Stored records:
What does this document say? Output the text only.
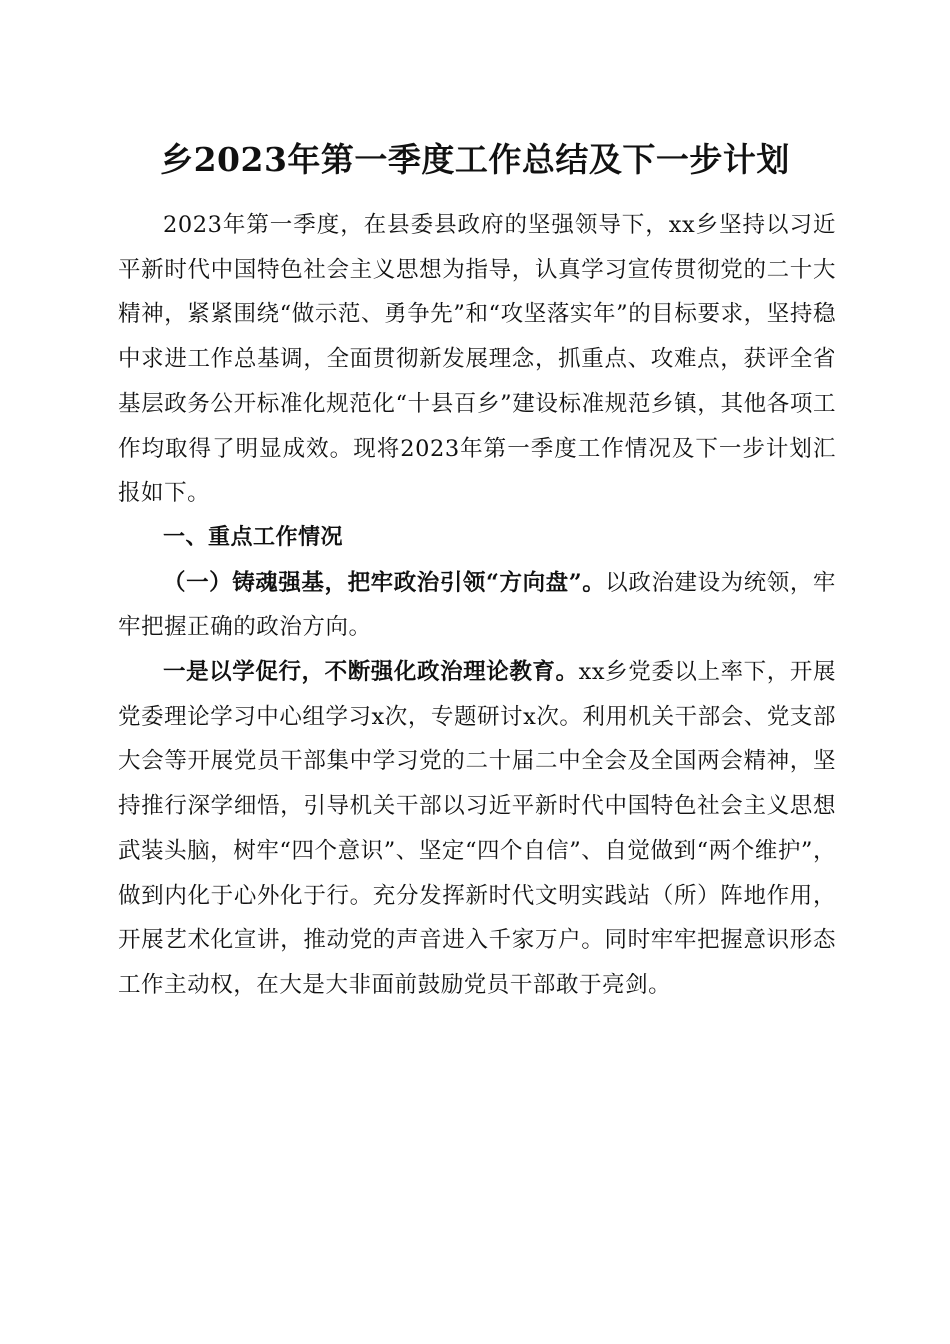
乡2023年第一季度工作总结及下一步计划

2023年第一季度，在县委县政府的坚强领导下，xx乡坚持以习近平新时代中国特色社会主义思想为指导，认真学习宣传贯彻党的二十大精神，紧紧围绕“做示范、勇争先”和“攻坚落实年”的目标要求，坚持稳中求进工作总基调，全面贯彻新发展理念，抓重点、攻难点，获评全省基层政务公开标准化规范化“十县百乡”建设标准规范乡镇，其他各项工作均取得了明显成效。现将2023年第一季度工作情况及下一步计划汇报如下。

一、重点工作情况

（一）铸魂强基，把牢政治引领“方向盘”。以政治建设为统领，牢牢把握正确的政治方向。

一是以学促行，不断强化政治理论教育。xx乡党委以上率下，开展党委理论学习中心组学习x次，专题研讨x次。利用机关干部会、党支部大会等开展党员干部集中学习党的二十届二中全会及全国两会精神，坚持推行深学细悟，引导机关干部以习近平新时代中国特色社会主义思想武装头脑，树牢“四个意识”、坚定“四个自信”、自觉做到“两个维护”，做到内化于心外化于行。充分发挥新时代文明实践站（所）阵地作用，开展艺术化宣讲，推动党的声音进入千家万户。同时牢牢把握意识形态工作主动权，在大是大非面前鼓励党员干部敢于亮剑。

- **SHORT TASK**: With the pictures left out, transcribe the material exactly.

- **TASK RESPONSE**:
What does this document say? Output the text only.
乡2023年第一季度工作总结及下一步计划

2023年第一季度，在县委县政府的坚强领导下，xx乡坚持以习近平新时代中国特色社会主义思想为指导，认真学习宣传贯彻党的二十大精神，紧紧围绕“做示范、勇争先”和“攻坚落实年”的目标要求，坚持稳中求进工作总基调，全面贯彻新发展理念，抓重点、攻难点，获评全省基层政务公开标准化规范化“十县百乡”建设标准规范乡镇，其他各项工作均取得了明显成效。现将2023年第一季度工作情况及下一步计划汇报如下。

一、重点工作情况

（一）铸魂强基，把牢政治引领“方向盘”。以政治建设为统领，牢牢把握正确的政治方向。

一是以学促行，不断强化政治理论教育。xx乡党委以上率下，开展党委理论学习中心组学习x次，专题研讨x次。利用机关干部会、党支部大会等开展党员干部集中学习党的二十届二中全会及全国两会精神，坚持推行深学细悟，引导机关干部以习近平新时代中国特色社会主义思想武装头脑，树牢“四个意识”、坚定“四个自信”、自觉做到“两个维护”，做到内化于心外化于行。充分发挥新时代文明实践站（所）阵地作用，开展艺术化宣讲，推动党的声音进入千家万户。同时牢牢把握意识形态工作主动权，在大是大非面前鼓励党员干部敢于亮剑。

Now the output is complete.